* _THE REQUEST_
Wherever "hjemmet" appears in a line, list that line.

+--

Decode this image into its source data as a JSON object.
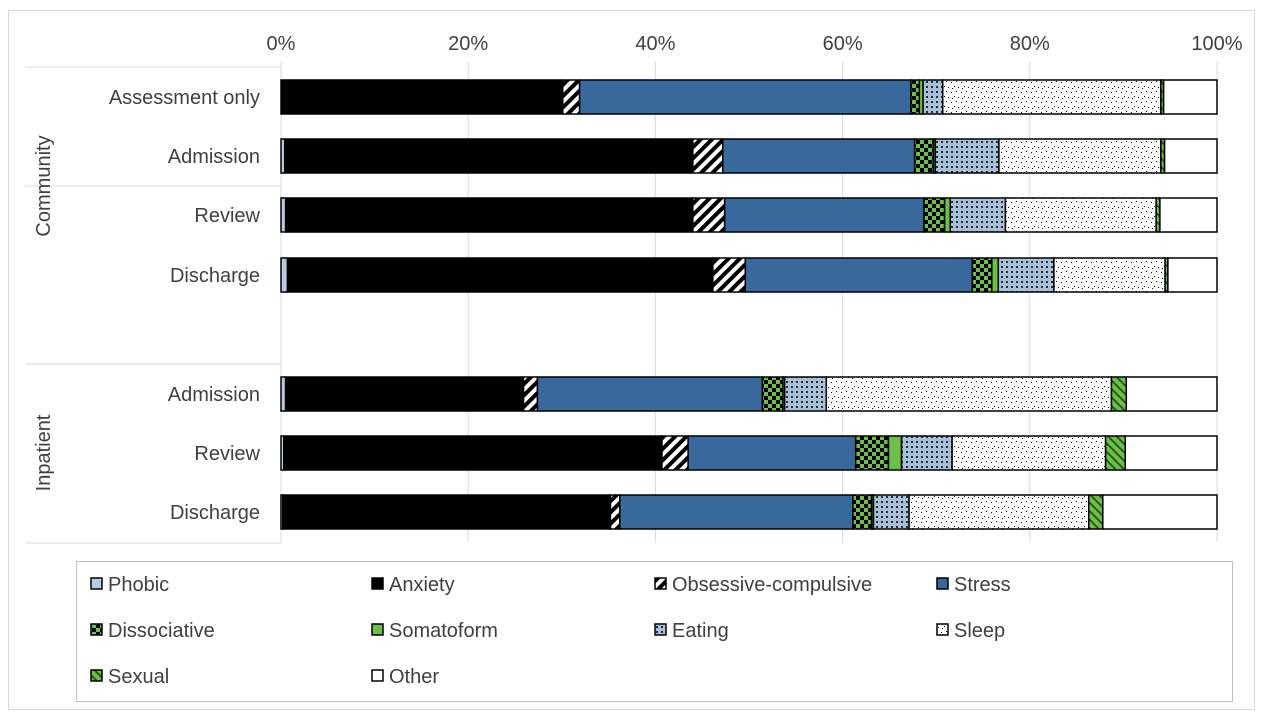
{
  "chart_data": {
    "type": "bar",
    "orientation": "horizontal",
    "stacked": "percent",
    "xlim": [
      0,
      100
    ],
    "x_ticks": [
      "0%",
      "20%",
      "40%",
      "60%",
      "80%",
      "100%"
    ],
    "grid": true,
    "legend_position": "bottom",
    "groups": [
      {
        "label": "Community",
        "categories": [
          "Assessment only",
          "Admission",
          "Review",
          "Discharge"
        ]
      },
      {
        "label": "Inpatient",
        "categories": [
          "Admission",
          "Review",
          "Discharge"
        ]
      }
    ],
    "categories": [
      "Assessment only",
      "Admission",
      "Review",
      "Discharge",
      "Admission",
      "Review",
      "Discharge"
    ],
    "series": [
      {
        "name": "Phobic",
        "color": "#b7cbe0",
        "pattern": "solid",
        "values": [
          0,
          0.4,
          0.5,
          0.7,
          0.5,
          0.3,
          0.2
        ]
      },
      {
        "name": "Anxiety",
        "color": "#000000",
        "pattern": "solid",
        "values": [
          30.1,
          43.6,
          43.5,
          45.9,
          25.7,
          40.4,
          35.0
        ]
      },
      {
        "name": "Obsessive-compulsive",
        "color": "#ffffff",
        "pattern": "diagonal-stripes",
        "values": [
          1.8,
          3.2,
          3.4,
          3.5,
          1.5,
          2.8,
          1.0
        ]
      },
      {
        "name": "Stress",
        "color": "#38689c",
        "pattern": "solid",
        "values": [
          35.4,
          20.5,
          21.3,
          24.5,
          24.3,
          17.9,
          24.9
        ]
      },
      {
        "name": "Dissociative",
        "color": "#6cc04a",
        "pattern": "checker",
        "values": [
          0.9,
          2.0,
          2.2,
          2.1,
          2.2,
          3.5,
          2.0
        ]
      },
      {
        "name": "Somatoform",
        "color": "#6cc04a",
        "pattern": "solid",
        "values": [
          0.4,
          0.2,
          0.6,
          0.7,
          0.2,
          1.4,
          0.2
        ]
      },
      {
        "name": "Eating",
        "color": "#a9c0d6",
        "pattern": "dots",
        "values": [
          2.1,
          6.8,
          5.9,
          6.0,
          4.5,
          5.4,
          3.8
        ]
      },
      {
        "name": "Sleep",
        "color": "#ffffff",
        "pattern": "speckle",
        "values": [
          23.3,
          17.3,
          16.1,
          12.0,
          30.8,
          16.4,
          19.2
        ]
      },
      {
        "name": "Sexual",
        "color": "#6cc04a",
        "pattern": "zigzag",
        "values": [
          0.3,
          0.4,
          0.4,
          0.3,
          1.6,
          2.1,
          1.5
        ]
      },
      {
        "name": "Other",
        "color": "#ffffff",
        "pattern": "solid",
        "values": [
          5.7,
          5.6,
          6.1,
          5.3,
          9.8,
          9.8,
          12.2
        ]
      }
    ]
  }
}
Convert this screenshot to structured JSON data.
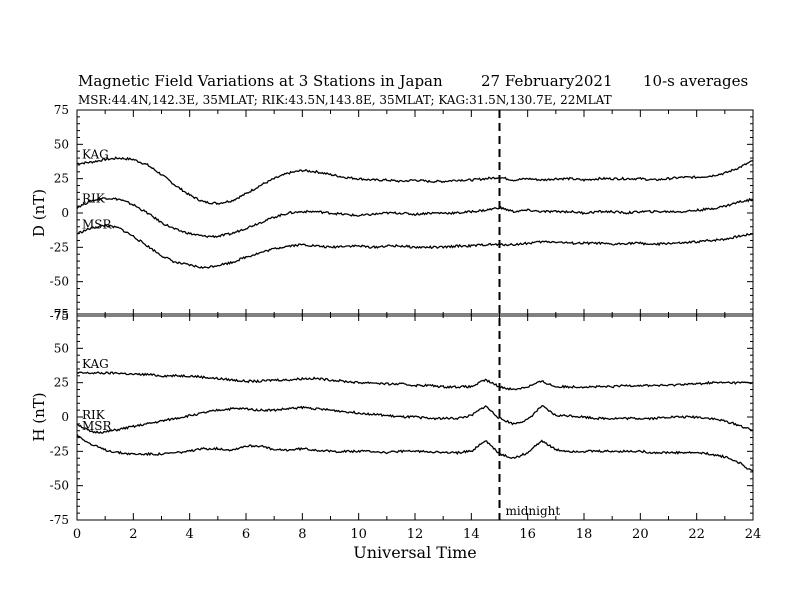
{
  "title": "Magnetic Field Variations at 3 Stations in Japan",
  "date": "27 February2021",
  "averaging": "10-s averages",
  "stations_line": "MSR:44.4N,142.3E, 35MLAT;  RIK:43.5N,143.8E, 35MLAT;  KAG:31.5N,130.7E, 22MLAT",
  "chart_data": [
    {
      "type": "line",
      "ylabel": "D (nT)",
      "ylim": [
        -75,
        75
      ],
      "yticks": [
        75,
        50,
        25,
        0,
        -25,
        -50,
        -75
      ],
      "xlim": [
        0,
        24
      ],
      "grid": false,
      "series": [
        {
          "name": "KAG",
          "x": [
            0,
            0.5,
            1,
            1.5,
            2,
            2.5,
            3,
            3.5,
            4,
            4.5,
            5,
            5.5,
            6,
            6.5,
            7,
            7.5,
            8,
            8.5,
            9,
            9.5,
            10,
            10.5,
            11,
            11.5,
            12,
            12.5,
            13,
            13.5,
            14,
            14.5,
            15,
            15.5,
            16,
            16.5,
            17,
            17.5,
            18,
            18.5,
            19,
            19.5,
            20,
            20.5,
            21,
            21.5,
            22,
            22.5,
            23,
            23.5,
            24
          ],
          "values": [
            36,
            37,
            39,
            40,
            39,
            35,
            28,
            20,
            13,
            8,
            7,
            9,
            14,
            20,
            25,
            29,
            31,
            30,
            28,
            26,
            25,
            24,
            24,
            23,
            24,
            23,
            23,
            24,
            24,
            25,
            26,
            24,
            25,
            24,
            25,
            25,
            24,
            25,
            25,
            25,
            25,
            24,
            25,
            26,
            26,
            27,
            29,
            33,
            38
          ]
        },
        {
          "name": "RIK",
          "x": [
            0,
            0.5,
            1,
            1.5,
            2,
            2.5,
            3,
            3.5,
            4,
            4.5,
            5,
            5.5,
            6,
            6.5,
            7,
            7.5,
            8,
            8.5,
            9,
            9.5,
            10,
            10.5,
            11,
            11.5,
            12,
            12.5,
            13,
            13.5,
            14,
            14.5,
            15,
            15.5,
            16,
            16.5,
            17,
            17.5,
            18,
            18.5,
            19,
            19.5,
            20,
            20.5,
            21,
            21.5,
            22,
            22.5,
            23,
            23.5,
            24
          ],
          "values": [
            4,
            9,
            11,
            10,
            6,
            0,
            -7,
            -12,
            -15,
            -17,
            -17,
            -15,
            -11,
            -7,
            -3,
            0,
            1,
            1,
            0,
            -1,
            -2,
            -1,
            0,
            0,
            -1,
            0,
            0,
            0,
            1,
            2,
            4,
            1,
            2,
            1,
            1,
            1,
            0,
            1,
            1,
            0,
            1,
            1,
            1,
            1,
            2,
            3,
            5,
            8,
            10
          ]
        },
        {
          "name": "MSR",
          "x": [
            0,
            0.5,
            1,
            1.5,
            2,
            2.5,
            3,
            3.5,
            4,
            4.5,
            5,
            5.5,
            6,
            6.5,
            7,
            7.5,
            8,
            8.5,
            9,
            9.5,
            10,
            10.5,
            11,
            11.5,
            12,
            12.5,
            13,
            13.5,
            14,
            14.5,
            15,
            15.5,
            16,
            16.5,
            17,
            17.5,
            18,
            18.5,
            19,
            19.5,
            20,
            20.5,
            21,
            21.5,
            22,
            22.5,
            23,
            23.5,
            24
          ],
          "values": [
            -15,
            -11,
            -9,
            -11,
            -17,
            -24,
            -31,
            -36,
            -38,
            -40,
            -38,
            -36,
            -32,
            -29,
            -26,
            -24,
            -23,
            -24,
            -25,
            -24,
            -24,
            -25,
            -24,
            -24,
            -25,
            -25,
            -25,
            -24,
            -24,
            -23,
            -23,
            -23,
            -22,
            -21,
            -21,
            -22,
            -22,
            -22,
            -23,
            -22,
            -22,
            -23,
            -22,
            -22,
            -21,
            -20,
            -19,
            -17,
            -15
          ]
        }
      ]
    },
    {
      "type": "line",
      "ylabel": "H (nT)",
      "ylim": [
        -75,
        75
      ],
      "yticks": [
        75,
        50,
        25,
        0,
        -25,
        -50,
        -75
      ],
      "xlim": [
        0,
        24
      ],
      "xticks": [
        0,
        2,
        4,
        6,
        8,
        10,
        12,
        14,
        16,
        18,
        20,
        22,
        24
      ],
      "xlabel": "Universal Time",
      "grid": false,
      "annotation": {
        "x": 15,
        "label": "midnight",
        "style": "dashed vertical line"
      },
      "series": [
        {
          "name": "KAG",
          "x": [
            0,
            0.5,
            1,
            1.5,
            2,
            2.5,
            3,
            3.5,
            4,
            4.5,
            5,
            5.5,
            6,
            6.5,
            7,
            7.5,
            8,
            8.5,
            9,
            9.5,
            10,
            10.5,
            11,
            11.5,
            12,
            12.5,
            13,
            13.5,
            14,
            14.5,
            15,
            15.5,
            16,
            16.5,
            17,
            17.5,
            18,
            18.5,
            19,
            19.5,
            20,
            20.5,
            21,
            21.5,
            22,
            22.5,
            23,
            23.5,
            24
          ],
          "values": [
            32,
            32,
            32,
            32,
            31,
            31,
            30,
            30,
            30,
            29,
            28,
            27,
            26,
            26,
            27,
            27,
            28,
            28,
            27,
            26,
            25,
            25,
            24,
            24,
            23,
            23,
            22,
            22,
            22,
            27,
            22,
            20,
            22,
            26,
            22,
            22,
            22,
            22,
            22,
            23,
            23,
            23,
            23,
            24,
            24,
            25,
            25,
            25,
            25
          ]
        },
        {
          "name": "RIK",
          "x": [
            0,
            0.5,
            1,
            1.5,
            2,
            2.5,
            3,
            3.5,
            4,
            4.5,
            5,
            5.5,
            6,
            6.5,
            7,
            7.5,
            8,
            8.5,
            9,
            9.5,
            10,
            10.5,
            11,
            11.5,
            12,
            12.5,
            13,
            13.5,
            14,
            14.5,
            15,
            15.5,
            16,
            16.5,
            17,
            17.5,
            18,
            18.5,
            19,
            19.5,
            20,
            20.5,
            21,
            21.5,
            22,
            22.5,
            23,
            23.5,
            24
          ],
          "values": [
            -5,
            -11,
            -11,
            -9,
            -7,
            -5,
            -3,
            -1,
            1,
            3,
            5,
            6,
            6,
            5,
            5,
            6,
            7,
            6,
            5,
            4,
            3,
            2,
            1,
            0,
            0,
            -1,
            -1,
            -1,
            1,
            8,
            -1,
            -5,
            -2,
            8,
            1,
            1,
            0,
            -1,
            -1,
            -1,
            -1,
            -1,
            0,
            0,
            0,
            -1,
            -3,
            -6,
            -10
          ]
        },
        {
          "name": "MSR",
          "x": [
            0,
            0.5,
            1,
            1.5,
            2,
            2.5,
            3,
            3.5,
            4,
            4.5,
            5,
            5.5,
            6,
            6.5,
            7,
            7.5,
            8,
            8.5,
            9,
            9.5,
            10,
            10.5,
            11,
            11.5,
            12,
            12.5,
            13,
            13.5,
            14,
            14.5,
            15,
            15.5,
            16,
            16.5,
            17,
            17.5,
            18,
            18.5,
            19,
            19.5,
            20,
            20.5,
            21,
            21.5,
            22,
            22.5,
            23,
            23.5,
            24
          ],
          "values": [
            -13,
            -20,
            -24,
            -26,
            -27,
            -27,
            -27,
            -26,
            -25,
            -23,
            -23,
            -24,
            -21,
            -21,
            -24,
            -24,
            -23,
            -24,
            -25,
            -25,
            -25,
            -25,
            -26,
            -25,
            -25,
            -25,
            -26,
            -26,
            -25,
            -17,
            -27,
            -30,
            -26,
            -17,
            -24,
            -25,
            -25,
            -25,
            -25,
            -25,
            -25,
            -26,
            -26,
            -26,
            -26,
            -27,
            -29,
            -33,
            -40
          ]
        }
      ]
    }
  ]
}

+--

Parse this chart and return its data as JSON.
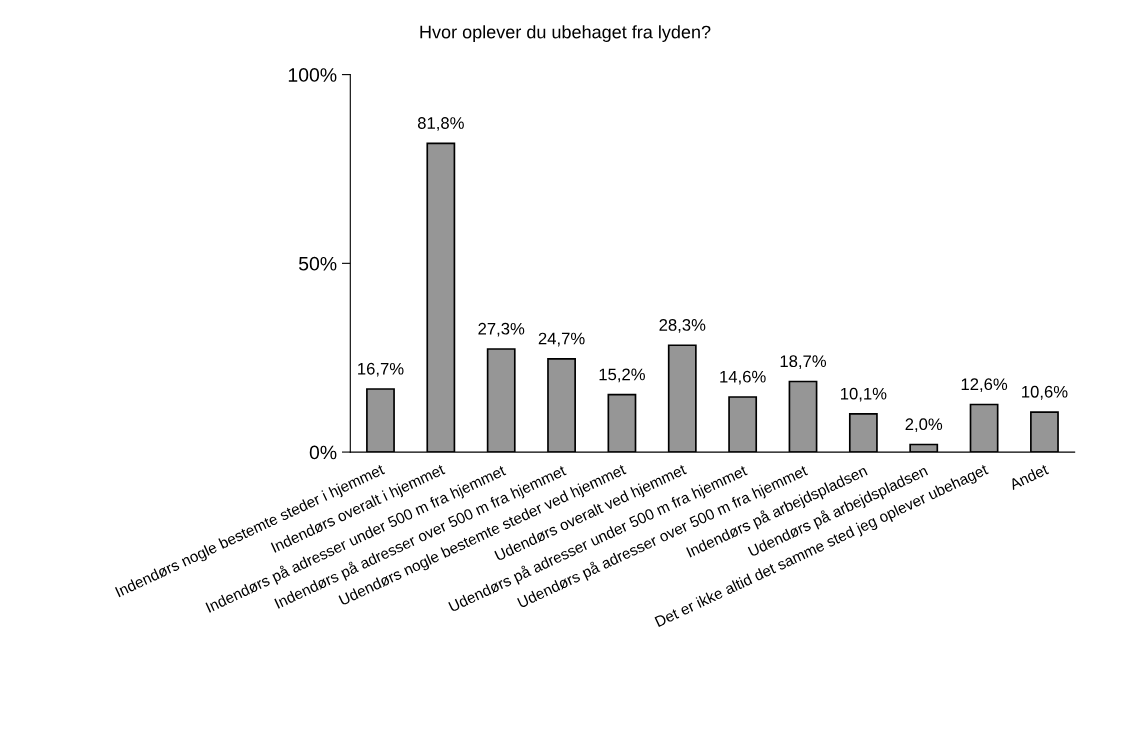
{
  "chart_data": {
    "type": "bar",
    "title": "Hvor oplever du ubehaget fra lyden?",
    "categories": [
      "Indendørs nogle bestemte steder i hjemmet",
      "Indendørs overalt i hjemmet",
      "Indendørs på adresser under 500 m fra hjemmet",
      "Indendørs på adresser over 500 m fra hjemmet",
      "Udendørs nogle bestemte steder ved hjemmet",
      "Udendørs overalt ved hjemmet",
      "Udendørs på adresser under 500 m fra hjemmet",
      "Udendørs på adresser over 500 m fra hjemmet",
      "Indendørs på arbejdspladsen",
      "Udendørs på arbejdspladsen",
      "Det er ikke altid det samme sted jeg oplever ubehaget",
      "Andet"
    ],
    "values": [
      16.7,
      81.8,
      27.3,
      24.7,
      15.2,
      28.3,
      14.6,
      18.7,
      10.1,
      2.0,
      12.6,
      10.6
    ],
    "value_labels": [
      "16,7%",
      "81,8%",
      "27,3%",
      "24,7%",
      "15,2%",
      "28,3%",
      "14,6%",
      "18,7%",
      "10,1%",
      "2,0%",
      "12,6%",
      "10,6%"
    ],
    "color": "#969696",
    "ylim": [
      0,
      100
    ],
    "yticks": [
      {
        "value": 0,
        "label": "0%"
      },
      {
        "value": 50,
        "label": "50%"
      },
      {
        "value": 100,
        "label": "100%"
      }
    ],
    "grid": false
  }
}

+--

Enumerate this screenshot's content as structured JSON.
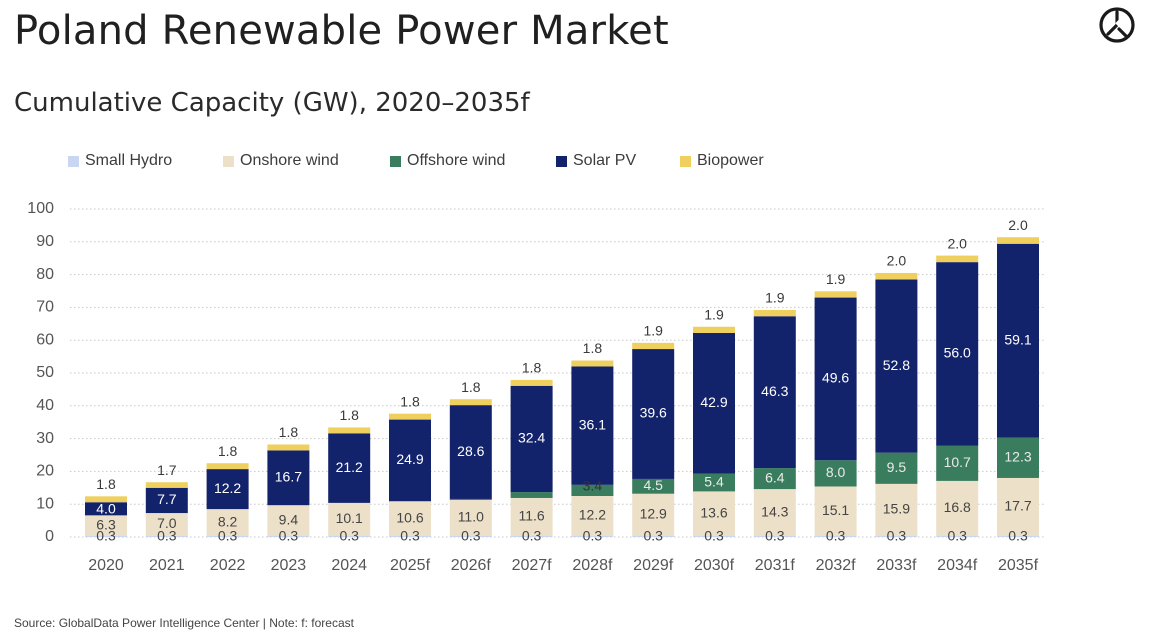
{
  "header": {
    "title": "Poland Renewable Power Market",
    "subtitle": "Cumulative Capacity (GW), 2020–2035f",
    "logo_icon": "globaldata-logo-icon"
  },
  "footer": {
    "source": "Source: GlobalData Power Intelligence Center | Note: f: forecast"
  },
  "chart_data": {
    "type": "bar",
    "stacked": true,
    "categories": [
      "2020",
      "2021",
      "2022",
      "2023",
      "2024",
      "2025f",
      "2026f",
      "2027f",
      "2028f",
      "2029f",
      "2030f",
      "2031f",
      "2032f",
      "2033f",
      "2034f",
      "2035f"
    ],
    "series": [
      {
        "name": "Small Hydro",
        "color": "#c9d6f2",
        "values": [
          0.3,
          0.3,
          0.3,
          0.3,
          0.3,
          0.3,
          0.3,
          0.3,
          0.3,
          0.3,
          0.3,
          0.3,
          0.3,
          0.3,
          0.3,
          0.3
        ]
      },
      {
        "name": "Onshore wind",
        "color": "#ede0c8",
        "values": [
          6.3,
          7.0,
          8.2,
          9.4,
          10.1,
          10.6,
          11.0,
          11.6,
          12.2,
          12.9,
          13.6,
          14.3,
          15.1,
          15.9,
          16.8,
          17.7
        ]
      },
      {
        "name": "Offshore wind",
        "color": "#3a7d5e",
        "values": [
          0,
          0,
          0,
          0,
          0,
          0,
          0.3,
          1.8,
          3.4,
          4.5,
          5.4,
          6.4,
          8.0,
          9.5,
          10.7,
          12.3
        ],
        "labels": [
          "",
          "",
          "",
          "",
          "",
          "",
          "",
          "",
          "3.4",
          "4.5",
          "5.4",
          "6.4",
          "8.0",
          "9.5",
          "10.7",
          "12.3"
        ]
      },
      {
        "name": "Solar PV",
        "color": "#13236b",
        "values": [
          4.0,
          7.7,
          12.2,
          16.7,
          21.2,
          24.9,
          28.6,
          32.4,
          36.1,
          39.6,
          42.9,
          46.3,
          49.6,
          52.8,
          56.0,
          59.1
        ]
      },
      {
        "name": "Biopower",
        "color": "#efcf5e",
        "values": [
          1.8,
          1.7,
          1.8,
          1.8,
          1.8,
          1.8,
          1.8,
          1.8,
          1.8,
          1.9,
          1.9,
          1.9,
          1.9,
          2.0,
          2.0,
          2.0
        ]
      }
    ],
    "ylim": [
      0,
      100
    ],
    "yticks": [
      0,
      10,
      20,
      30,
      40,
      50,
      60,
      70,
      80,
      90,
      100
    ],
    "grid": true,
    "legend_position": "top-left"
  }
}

+--

* _REPLY_
      "Indendørs nogle bestemte steder i hjemmet",
      "Indendørs overalt i hjemmet",
      "Indendørs på adresser under 500 m fra hjemmet",
      "Indendørs på adresser over 500 m fra hjemmet",
      "Udendørs nogle bestemte steder ved hjemmet",
      "Udendørs overalt ved hjemmet",
      "Udendørs på adresser under 500 m fra hjemmet",
      "Udendørs på adresser over 500 m fra hjemmet",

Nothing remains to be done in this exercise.